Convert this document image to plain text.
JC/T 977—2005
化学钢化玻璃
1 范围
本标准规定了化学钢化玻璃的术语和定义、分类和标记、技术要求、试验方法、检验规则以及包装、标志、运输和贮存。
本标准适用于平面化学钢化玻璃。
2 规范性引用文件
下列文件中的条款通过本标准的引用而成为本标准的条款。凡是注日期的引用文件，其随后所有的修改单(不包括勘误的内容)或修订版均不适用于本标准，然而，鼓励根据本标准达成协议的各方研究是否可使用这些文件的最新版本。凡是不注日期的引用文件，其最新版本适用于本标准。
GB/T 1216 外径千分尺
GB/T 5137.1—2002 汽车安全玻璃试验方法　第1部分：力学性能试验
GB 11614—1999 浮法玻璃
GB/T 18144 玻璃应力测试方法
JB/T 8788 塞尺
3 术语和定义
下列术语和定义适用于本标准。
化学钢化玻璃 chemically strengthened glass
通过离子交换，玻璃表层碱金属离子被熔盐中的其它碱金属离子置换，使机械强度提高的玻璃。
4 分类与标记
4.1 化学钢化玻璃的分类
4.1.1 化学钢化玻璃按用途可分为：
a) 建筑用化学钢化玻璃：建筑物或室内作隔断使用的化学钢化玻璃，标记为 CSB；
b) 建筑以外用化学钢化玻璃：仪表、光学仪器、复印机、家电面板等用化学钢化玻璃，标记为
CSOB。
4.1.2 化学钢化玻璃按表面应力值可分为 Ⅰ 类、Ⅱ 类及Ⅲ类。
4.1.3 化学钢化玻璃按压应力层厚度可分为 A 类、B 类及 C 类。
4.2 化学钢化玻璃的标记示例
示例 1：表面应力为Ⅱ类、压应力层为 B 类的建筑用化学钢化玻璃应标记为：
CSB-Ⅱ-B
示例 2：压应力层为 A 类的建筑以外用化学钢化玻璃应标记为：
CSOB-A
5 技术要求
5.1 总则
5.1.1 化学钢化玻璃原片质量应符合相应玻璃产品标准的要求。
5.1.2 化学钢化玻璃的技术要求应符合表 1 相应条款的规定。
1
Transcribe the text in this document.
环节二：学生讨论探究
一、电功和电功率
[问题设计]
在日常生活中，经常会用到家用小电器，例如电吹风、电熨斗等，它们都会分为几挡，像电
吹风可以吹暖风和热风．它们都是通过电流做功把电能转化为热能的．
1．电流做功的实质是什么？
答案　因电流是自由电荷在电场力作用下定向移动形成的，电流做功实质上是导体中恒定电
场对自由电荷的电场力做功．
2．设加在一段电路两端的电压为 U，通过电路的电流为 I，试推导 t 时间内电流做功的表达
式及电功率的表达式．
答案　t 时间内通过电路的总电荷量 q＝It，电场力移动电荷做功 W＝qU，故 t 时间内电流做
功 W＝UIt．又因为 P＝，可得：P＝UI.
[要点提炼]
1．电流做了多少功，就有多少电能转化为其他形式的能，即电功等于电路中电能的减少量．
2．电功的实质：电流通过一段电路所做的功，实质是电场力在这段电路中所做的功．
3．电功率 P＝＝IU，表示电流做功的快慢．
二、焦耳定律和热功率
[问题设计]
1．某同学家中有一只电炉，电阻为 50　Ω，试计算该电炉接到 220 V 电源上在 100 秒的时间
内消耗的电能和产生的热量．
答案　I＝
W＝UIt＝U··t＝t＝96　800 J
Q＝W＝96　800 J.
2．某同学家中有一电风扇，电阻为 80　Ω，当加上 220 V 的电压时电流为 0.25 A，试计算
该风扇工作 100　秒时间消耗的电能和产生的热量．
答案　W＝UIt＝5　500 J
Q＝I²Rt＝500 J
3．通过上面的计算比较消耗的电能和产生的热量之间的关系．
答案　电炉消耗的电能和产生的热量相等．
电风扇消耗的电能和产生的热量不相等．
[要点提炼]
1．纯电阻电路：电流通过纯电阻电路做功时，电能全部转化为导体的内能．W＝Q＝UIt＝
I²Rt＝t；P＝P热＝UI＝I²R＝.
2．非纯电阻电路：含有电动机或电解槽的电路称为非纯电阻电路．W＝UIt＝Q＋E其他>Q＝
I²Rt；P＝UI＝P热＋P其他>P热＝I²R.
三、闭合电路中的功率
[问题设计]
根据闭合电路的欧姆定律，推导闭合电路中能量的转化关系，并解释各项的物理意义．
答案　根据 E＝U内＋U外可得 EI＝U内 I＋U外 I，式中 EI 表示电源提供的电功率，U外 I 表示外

● **Direction**
Transcribe the whole listing with nothing added or left out.

● **Result for this exercise**
Convert this document image to plain text.
JC/T 977—2005
化学钢化玻璃
1 范围
本标准规定了化学钢化玻璃的术语和定义、分类和标记、技术要求、试验方法、检验规则以及包装、标志、运输和贮存。
本标准适用于平面化学钢化玻璃。
2 规范性引用文件
下列文件中的条款通过本标准的引用而成为本标准的条款。凡是注日期的引用文件，其随后所有的修改单(不包括勘误的内容)或修订版均不适用于本标准，然而，鼓励根据本标准达成协议的各方研究是否可使用这些文件的最新版本。凡是不注日期的引用文件，其最新版本适用于本标准。
GB/T 1216 外径千分尺
GB/T 5137.1—2002 汽车安全玻璃试验方法　第1部分：力学性能试验
GB 11614—1999 浮法玻璃
GB/T 18144 玻璃应力测试方法
JB/T 8788 塞尺
3 术语和定义
下列术语和定义适用于本标准。
化学钢化玻璃 chemically strengthened glass
通过离子交换，玻璃表层碱金属离子被熔盐中的其它碱金属离子置换，使机械强度提高的玻璃。
4 分类与标记
4.1 化学钢化玻璃的分类
4.1.1 化学钢化玻璃按用途可分为：
a) 建筑用化学钢化玻璃：建筑物或室内作隔断使用的化学钢化玻璃，标记为 CSB；
b) 建筑以外用化学钢化玻璃：仪表、光学仪器、复印机、家电面板等用化学钢化玻璃，标记为
CSOB。
4.1.2 化学钢化玻璃按表面应力值可分为 Ⅰ 类、Ⅱ 类及Ⅲ类。
4.1.3 化学钢化玻璃按压应力层厚度可分为 A 类、B 类及 C 类。
4.2 化学钢化玻璃的标记示例
示例 1：表面应力为Ⅱ类、压应力层为 B 类的建筑用化学钢化玻璃应标记为：
CSB-Ⅱ-B
示例 2：压应力层为 A 类的建筑以外用化学钢化玻璃应标记为：
CSOB-A
5 技术要求
5.1 总则
5.1.1 化学钢化玻璃原片质量应符合相应玻璃产品标准的要求。
5.1.2 化学钢化玻璃的技术要求应符合表 1 相应条款的规定。
1
Transcribe the text in this document.
环节二：学生讨论探究
一、电功和电功率
[问题设计]
在日常生活中，经常会用到家用小电器，例如电吹风、电熨斗等，它们都会分为几挡，像电
吹风可以吹暖风和热风．它们都是通过电流做功把电能转化为热能的．
1．电流做功的实质是什么？
答案　因电流是自由电荷在电场力作用下定向移动形成的，电流做功实质上是导体中恒定电
场对自由电荷的电场力做功．
2．设加在一段电路两端的电压为 U，通过电路的电流为 I，试推导 t 时间内电流做功的表达
式及电功率的表达式．
答案　t 时间内通过电路的总电荷量 q＝It，电场力移动电荷做功 W＝qU，故 t 时间内电流做
功 W＝UIt．又因为 P＝，可得：P＝UI.
[要点提炼]
1．电流做了多少功，就有多少电能转化为其他形式的能，即电功等于电路中电能的减少量．
2．电功的实质：电流通过一段电路所做的功，实质是电场力在这段电路中所做的功．
3．电功率 P＝＝IU，表示电流做功的快慢．
二、焦耳定律和热功率
[问题设计]
1．某同学家中有一只电炉，电阻为 50　Ω，试计算该电炉接到 220 V 电源上在 100 秒的时间
内消耗的电能和产生的热量．
答案　I＝
W＝UIt＝U··t＝t＝96　800 J
Q＝W＝96　800 J.
2．某同学家中有一电风扇，电阻为 80　Ω，当加上 220 V 的电压时电流为 0.25 A，试计算
该风扇工作 100　秒时间消耗的电能和产生的热量．
答案　W＝UIt＝5　500 J
Q＝I²Rt＝500 J
3．通过上面的计算比较消耗的电能和产生的热量之间的关系．
答案　电炉消耗的电能和产生的热量相等．
电风扇消耗的电能和产生的热量不相等．
[要点提炼]
1．纯电阻电路：电流通过纯电阻电路做功时，电能全部转化为导体的内能．W＝Q＝UIt＝
I²Rt＝t；P＝P热＝UI＝I²R＝.
2．非纯电阻电路：含有电动机或电解槽的电路称为非纯电阻电路．W＝UIt＝Q＋E其他>Q＝
I²Rt；P＝UI＝P热＋P其他>P热＝I²R.
三、闭合电路中的功率
[问题设计]
根据闭合电路的欧姆定律，推导闭合电路中能量的转化关系，并解释各项的物理意义．
答案　根据 E＝U内＋U外可得 EI＝U内 I＋U外 I，式中 EI 表示电源提供的电功率，U外 I 表示外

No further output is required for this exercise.